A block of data

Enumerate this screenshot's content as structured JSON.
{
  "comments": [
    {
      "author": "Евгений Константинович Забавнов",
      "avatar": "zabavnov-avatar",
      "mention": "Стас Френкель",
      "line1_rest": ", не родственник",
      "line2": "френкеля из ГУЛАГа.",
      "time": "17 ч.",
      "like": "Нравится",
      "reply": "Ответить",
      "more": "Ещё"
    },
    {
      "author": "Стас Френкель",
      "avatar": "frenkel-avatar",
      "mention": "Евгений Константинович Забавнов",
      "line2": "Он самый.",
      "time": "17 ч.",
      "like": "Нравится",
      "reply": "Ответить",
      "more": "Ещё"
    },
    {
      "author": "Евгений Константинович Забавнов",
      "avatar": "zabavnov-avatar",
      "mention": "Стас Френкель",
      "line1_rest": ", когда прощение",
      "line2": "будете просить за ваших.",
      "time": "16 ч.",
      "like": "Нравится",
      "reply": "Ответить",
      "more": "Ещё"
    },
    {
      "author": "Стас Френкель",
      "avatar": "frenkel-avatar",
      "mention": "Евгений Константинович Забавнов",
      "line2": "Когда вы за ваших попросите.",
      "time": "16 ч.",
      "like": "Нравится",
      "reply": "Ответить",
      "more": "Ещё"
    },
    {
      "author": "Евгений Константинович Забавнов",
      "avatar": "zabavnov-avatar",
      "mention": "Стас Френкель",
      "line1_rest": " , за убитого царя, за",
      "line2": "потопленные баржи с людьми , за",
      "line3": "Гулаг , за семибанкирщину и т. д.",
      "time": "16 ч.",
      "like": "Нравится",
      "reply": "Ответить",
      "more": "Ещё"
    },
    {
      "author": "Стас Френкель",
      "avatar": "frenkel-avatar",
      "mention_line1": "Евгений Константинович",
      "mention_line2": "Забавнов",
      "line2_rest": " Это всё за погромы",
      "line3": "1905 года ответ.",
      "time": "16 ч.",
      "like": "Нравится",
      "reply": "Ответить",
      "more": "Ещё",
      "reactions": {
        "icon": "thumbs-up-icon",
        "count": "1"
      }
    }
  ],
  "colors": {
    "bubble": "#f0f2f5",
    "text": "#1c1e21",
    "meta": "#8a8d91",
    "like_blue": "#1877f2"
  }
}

==

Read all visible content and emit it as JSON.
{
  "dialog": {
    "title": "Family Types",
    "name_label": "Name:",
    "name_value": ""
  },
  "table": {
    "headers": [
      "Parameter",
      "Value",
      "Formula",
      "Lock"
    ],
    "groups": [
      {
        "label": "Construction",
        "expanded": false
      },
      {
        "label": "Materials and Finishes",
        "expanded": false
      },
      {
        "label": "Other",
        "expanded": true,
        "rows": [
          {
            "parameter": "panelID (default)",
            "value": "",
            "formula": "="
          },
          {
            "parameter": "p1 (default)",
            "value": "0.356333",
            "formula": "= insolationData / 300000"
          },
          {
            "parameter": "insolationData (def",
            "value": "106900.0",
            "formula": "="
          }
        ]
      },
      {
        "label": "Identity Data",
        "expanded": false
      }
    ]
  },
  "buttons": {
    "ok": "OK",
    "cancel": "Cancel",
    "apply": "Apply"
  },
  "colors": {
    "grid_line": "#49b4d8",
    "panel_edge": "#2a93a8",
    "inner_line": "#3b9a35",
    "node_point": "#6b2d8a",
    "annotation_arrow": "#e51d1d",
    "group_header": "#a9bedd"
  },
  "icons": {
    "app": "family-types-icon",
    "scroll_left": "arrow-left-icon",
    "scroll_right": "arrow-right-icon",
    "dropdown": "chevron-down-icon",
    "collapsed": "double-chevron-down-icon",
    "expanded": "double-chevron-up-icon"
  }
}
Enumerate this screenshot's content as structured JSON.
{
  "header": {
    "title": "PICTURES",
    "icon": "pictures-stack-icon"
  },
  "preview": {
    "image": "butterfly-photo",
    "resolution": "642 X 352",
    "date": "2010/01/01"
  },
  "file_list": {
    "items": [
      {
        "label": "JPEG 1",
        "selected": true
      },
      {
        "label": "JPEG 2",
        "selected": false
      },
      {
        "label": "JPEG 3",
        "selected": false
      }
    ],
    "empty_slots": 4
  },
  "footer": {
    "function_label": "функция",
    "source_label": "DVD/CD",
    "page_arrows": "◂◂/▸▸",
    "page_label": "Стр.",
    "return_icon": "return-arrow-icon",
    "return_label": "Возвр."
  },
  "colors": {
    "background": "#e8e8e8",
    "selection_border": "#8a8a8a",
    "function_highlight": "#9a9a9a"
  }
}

:: Problem description ::
Using the material above, state how many lines include the string "ваших". Answer with a single number.

:: In response ::
2